> Extracted text:
- - -
Because the symptoms tell the story of what lies in the heart.
Am I self destructive? Then somewhere inside me believes I deserve to be punished. And not only that. That perhaps if I do punish myself THEN I WILL BE GOOD. I WANT TO BE GOOD SO BADLY my heart screams.
These developmental processes precede character defects and the “disease”. Processing those early negative events that marred our self image will not only heal us but will also make addiction a thing of the past. Why?
One reason is there comes a time when we KNOW THAT WE KNOW THAT WE KNOW WE HAVE A CHOICE to use or not. Once that realization sets in…we are not “one arms length away from a drink” Nor are we powerless over alcohol.
We don’t have a compulsion and we don’t need to numb horrible feelings.
Make no mistake, our free will is and always has been with us.
Even when we thought we had no choice except to drink and drug. We believed the lie is all. We had no way to heal our broken heart. We need empathy, validation, clarity, and a progression for years of doing the next
right thing. We need step 12 to build a new identity. Not leaving out our core issue processing.
Once our core heartbreak feelings are realized it’s like a big puzzle finally fitting together. We finally realize why the hell we were in so much pain and self destruction. And then we learn ways to process those core
experiences if and when they surface. This is what I have experienced.
Make no mistake, this isn’t about criticism or self pity, or morbid reflection. On the contrary. We learn solutions for the heartbreak we have suffered as either children.
As I said not all trauma happens in childhood but most does.
I am not leaving out the platform of AA to rebuild our self worth by step 12. If we don’t do step eleven we won’t see our childhood clearly. And if we don’t clear up our wrongs toward others (step 4) and learn humility by
step seven, five, and nine we will not have learned these processes for future emotional health and to keep ego in check.
And what of step 3? We revisit step 3 when fear crops up to remember that, God does have our back.
So where have steps one and two gone? We bury them in the back yard because we now have a choice (after working all this) and we no longer think with the addict mind. We no longer need to punish ourselves to subconsciously
either make us “good” or to continue the dysfunction of punishment we were taught as children.
- - -
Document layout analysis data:
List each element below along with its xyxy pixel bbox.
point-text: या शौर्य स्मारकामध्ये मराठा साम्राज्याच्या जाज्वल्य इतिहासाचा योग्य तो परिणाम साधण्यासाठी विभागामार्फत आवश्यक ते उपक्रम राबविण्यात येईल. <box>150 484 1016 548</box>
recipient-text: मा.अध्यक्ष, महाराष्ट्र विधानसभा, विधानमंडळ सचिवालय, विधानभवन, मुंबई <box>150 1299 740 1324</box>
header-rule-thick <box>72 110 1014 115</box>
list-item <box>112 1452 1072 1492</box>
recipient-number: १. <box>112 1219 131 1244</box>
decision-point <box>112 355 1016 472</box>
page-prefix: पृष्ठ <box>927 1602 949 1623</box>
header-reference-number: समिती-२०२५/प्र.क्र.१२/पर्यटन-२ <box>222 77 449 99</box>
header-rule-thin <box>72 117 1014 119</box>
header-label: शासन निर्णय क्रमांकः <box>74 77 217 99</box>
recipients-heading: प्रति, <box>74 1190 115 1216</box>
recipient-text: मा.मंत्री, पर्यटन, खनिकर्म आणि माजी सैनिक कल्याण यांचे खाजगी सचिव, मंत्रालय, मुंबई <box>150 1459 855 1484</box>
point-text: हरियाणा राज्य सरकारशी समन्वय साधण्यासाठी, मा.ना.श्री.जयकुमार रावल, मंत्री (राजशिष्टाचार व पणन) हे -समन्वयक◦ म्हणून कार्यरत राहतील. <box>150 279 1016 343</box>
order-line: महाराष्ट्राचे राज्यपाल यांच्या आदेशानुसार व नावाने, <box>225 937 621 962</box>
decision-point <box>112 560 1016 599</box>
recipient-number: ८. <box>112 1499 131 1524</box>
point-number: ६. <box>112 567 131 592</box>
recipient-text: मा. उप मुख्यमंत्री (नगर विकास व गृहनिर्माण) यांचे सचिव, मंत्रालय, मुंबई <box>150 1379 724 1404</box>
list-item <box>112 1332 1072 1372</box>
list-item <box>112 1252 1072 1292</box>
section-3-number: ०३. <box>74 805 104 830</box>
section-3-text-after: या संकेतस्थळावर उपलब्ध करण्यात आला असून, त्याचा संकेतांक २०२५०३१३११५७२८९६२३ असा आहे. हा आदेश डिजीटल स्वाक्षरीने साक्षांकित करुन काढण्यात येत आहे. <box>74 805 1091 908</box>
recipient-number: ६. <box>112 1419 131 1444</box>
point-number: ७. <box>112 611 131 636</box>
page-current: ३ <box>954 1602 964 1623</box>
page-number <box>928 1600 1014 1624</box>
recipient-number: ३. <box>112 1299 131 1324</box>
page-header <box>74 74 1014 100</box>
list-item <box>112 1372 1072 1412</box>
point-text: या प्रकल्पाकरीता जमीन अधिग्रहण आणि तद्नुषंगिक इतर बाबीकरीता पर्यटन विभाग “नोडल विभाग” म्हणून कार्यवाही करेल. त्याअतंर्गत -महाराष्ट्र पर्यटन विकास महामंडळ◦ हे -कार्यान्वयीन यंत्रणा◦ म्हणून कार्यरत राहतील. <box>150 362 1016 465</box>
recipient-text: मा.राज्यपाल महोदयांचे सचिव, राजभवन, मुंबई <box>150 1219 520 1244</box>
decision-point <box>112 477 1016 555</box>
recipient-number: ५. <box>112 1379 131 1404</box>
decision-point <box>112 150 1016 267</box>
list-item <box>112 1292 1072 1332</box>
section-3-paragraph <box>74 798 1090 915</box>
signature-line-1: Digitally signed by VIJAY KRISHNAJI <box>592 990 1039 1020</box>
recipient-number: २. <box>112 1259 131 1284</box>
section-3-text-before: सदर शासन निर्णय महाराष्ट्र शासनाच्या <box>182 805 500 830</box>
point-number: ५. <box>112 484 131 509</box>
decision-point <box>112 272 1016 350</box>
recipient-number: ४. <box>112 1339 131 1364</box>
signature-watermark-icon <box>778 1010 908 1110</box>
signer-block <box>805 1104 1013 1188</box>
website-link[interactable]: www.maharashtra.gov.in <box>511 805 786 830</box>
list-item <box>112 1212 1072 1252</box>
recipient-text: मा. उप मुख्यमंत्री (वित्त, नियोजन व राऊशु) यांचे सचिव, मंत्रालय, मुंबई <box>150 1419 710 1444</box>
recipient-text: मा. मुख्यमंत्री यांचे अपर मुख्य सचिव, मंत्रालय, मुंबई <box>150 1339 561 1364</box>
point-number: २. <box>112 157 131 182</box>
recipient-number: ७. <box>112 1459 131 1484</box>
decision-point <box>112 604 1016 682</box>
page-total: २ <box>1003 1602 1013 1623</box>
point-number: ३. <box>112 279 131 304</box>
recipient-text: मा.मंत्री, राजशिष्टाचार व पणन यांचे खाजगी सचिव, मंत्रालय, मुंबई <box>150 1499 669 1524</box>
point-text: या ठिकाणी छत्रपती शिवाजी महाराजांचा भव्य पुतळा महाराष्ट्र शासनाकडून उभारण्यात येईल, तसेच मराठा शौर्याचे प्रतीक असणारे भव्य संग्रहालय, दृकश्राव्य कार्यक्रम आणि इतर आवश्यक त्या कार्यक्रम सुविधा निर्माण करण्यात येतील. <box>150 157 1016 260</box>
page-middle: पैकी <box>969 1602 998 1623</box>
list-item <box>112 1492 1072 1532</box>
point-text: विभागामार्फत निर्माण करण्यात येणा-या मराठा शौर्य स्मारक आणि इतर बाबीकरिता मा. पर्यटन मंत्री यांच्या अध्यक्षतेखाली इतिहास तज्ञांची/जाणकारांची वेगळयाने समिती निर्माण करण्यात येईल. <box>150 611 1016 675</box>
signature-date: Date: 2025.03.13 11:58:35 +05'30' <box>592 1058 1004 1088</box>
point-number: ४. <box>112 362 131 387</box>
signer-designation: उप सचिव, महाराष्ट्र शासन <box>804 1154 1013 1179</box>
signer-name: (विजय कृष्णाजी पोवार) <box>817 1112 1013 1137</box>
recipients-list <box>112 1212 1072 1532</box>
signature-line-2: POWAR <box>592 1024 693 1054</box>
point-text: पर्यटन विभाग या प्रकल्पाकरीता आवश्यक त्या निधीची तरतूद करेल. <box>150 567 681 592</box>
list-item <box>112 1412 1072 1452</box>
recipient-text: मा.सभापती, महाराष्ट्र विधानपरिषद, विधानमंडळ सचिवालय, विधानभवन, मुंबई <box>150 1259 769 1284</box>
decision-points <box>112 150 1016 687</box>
- - -
Please resume the essay on addiction recovery and the twelve steps, picking up right after its final sentence.

Please be aware of this, when your a child spanking/beating/whipping/slapping/criticism/labelling and the like are considered discipline done out of Love for our own good. But the minute we are an adult if someone dare
treat us that way it is not only illegal, it’s also called domestic violence, abuse, assault, and battery. What is wrong with this picture? Talk about mixed messages. Talk about being set up for SICK RELATIONSHIPS.
Spankings alone can steer a child into addiction by a broken heart, fear and rejection. Spanking is VIOLENCE with a pretty label and an array of excuses to go along with it. I deserve to be beaten right?
When your taught this as a child it will fuck you up for life.
If we don’t do the work we make life harder and we tend to use dysfunctional solutions for fear of loss and the shame of feelings of inferiority. We put on a show while our ego screams in our head that we are a failure.
Then our voice fights back day and night to prove what our head is telling us is not true. Once our heart believes we are a success/good we no longer need to scream from the roof tops that all those different than me are WRONG.
We no longer have to insist over and over that WE ARE NOT BAD by defending ourselves relentlessly.
What do you think? Look at Recovery Groups on Facebook. Why do people get so angry when someone has DIFFERENT ideas than their own? Why? Because if your way is different than mine then clearly MY WAY HAS TO BE WRONG,
at least that’s my insecure hearts way of perceiving “different”. So I go into defense mode, fighting to show that I am not bad and wrong.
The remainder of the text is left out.